►
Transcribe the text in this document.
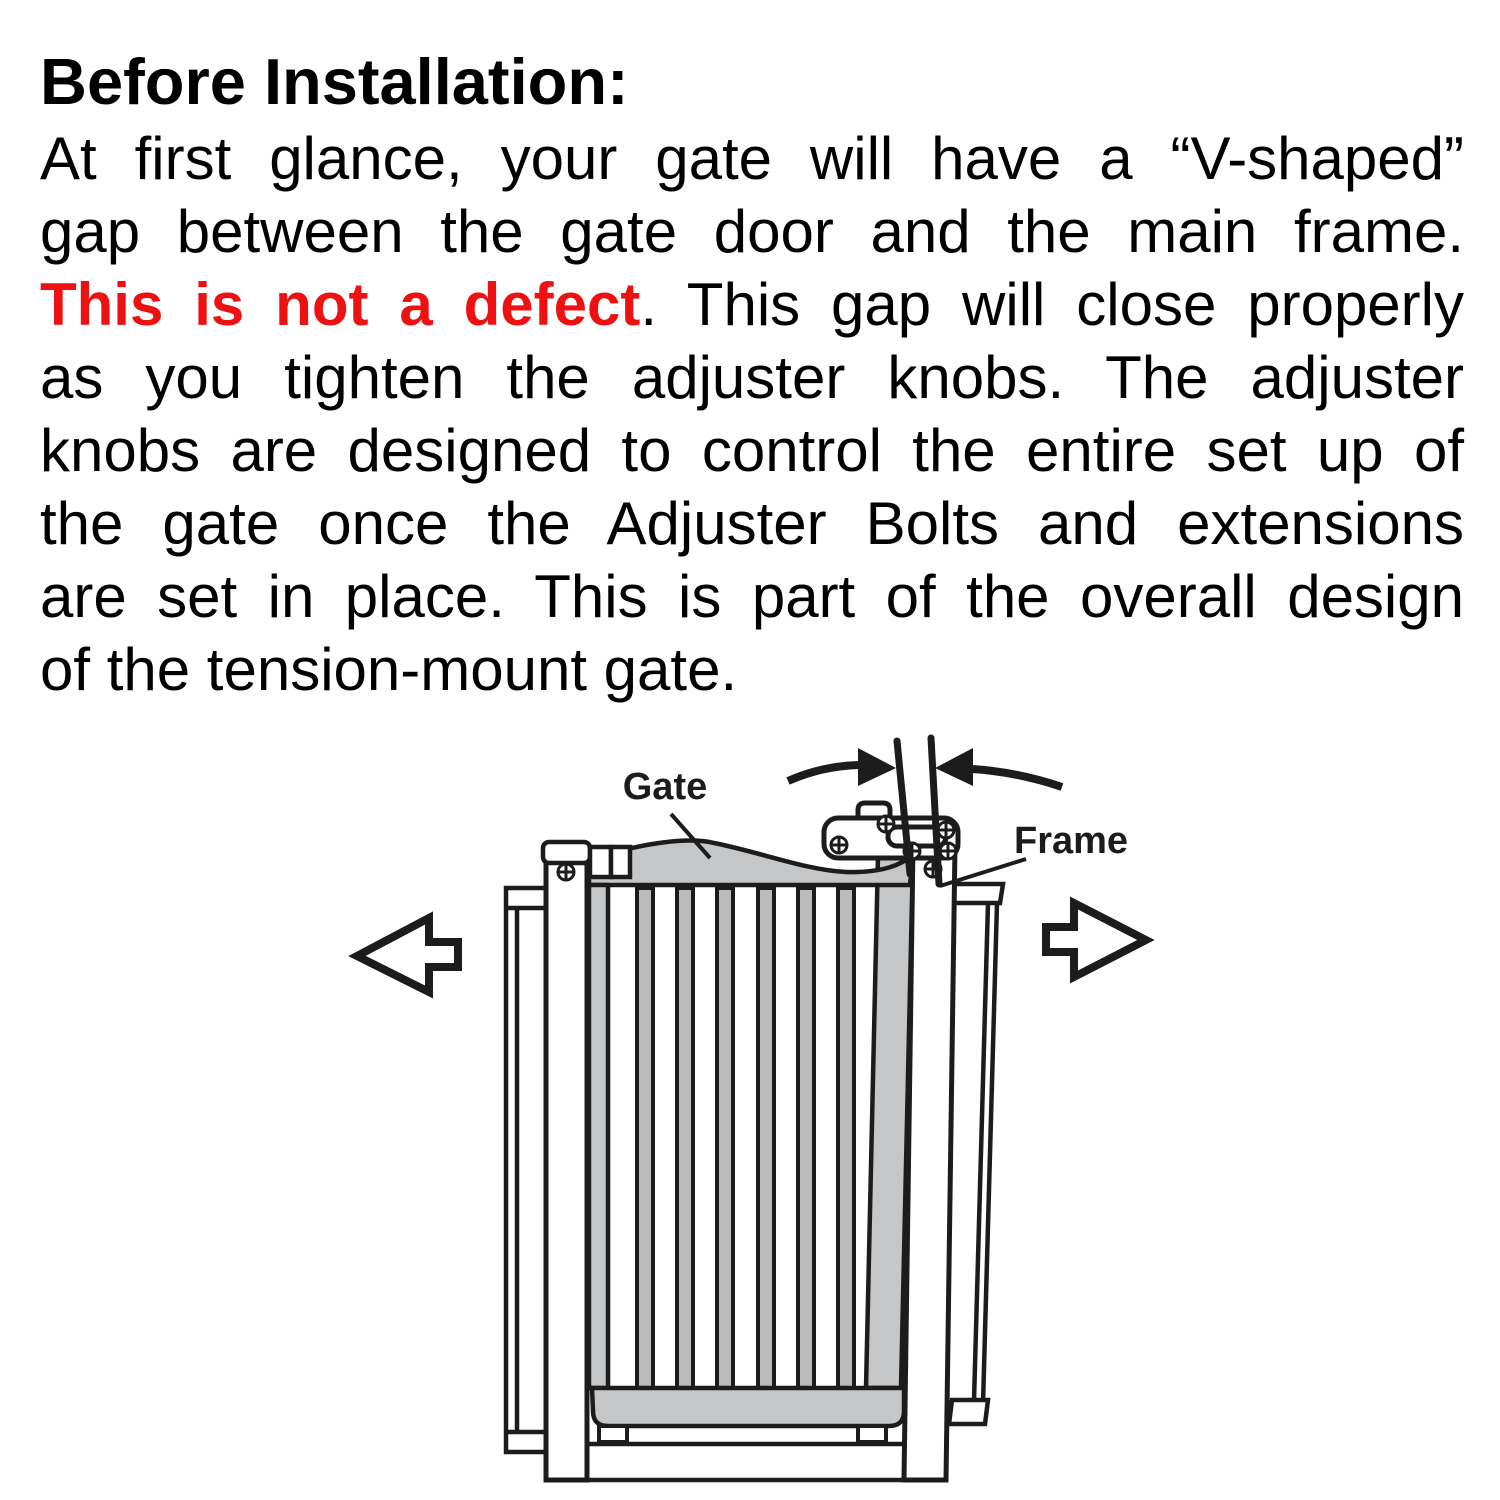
Before Installation:
At first glance, your gate will have a “V-shaped”
gap between the gate door and the main frame.
This is not a defect. This gap will close properly
as you tighten the adjuster knobs. The adjuster
knobs are designed to control the entire set up of
the gate once the Adjuster Bolts and extensions
are set in place. This is part of the overall design
of the tension-mount gate.
Gate
Frame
◄
→ WORK INSTRUCTIONS
Which lines above contain the word "knobs"? Copy each of them.

→ EXPECTED OUTPUT
as you tighten the adjuster knobs. The adjuster
knobs are designed to control the entire set up of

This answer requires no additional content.